• **What is required**: Can you write out all the lines word for word, with no pictures?
----
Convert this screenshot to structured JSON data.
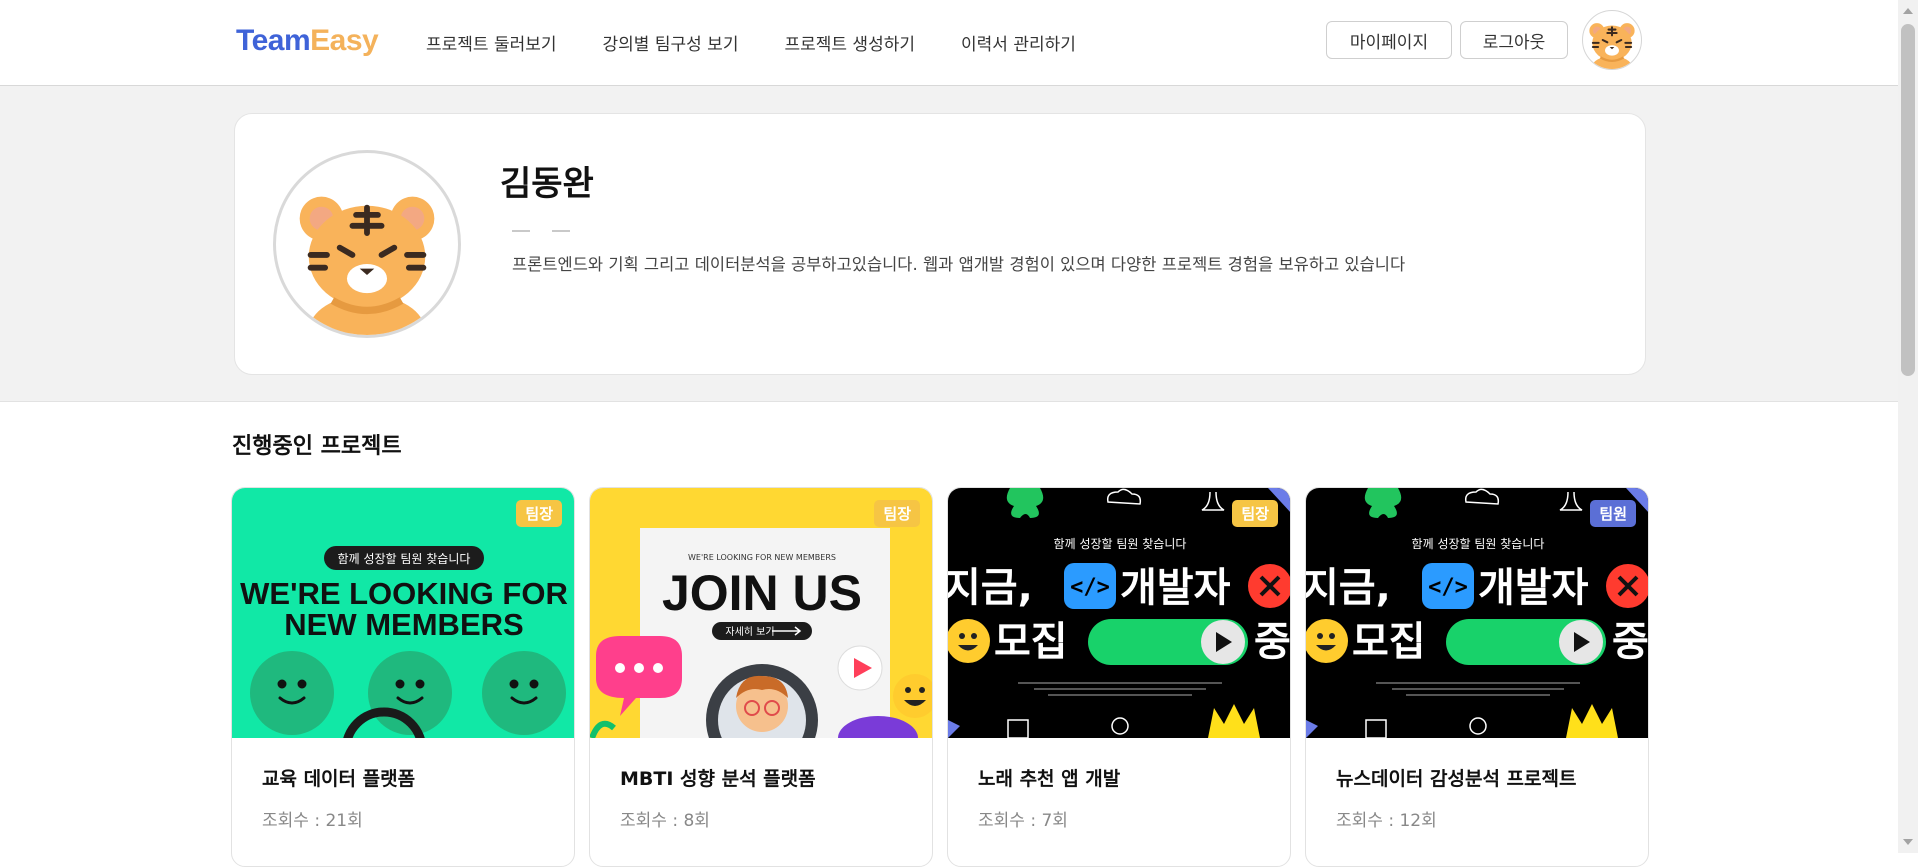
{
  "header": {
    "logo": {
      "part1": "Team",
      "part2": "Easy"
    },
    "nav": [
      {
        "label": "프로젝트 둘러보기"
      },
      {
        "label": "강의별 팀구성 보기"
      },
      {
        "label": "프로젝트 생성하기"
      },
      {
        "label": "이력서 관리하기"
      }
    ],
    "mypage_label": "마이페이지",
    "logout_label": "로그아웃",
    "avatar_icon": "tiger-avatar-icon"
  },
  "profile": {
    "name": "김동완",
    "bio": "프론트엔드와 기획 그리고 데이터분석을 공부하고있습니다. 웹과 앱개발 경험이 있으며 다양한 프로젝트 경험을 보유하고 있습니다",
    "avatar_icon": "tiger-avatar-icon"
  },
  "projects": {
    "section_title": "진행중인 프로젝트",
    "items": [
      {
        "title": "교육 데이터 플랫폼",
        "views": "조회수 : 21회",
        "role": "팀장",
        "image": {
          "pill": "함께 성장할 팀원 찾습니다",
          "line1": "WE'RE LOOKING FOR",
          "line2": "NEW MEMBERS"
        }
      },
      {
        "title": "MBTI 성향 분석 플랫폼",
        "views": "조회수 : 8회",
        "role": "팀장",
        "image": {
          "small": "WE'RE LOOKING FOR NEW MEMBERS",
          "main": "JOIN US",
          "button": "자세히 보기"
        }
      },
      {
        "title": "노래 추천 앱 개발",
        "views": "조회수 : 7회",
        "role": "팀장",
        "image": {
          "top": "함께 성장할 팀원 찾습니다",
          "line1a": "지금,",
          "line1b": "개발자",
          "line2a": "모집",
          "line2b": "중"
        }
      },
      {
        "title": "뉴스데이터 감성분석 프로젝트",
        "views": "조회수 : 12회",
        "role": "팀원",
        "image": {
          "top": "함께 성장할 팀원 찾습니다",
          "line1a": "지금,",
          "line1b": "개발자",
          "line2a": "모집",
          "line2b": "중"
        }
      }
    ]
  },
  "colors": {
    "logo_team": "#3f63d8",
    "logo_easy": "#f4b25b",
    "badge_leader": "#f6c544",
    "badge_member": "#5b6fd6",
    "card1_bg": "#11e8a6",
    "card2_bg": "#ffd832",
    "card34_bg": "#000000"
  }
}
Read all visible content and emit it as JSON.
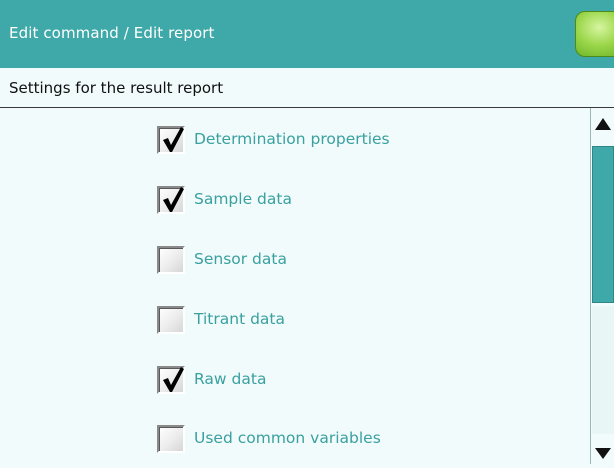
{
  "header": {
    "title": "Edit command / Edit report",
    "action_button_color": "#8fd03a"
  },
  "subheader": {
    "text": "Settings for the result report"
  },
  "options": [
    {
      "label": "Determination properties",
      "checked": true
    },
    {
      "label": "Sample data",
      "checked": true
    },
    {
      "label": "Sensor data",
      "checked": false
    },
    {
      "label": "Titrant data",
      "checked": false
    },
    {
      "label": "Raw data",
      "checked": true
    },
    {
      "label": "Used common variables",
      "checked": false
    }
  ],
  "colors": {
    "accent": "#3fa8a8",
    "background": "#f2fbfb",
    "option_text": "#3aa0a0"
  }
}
----
• **Problem solution**:
Convert this screenshot to structured JSON data.
{
  "header": {
    "logo": {
      "part1": "Team",
      "part2": "Easy"
    },
    "nav": [
      {
        "label": "프로젝트 둘러보기"
      },
      {
        "label": "강의별 팀구성 보기"
      },
      {
        "label": "프로젝트 생성하기"
      },
      {
        "label": "이력서 관리하기"
      }
    ],
    "mypage_label": "마이페이지",
    "logout_label": "로그아웃",
    "avatar_icon": "tiger-avatar-icon"
  },
  "profile": {
    "name": "김동완",
    "bio": "프론트엔드와 기획 그리고 데이터분석을 공부하고있습니다. 웹과 앱개발 경험이 있으며 다양한 프로젝트 경험을 보유하고 있습니다",
    "avatar_icon": "tiger-avatar-icon"
  },
  "projects": {
    "section_title": "진행중인 프로젝트",
    "items": [
      {
        "title": "교육 데이터 플랫폼",
        "views": "조회수 : 21회",
        "role": "팀장",
        "image": {
          "pill": "함께 성장할 팀원 찾습니다",
          "line1": "WE'RE LOOKING FOR",
          "line2": "NEW MEMBERS"
        }
      },
      {
        "title": "MBTI 성향 분석 플랫폼",
        "views": "조회수 : 8회",
        "role": "팀장",
        "image": {
          "small": "WE'RE LOOKING FOR NEW MEMBERS",
          "main": "JOIN US",
          "button": "자세히 보기"
        }
      },
      {
        "title": "노래 추천 앱 개발",
        "views": "조회수 : 7회",
        "role": "팀장",
        "image": {
          "top": "함께 성장할 팀원 찾습니다",
          "line1a": "지금,",
          "line1b": "개발자",
          "line2a": "모집",
          "line2b": "중"
        }
      },
      {
        "title": "뉴스데이터 감성분석 프로젝트",
        "views": "조회수 : 12회",
        "role": "팀원",
        "image": {
          "top": "함께 성장할 팀원 찾습니다",
          "line1a": "지금,",
          "line1b": "개발자",
          "line2a": "모집",
          "line2b": "중"
        }
      }
    ]
  },
  "colors": {
    "logo_team": "#3f63d8",
    "logo_easy": "#f4b25b",
    "badge_leader": "#f6c544",
    "badge_member": "#5b6fd6",
    "card1_bg": "#11e8a6",
    "card2_bg": "#ffd832",
    "card34_bg": "#000000"
  }
}
Read all visible content and emit it as JSON.
{
  "header": {
    "title": "Edit command / Edit report",
    "action_button_color": "#8fd03a"
  },
  "subheader": {
    "text": "Settings for the result report"
  },
  "options": [
    {
      "label": "Determination properties",
      "checked": true
    },
    {
      "label": "Sample data",
      "checked": true
    },
    {
      "label": "Sensor data",
      "checked": false
    },
    {
      "label": "Titrant data",
      "checked": false
    },
    {
      "label": "Raw data",
      "checked": true
    },
    {
      "label": "Used common variables",
      "checked": false
    }
  ],
  "colors": {
    "accent": "#3fa8a8",
    "background": "#f2fbfb",
    "option_text": "#3aa0a0"
  }
}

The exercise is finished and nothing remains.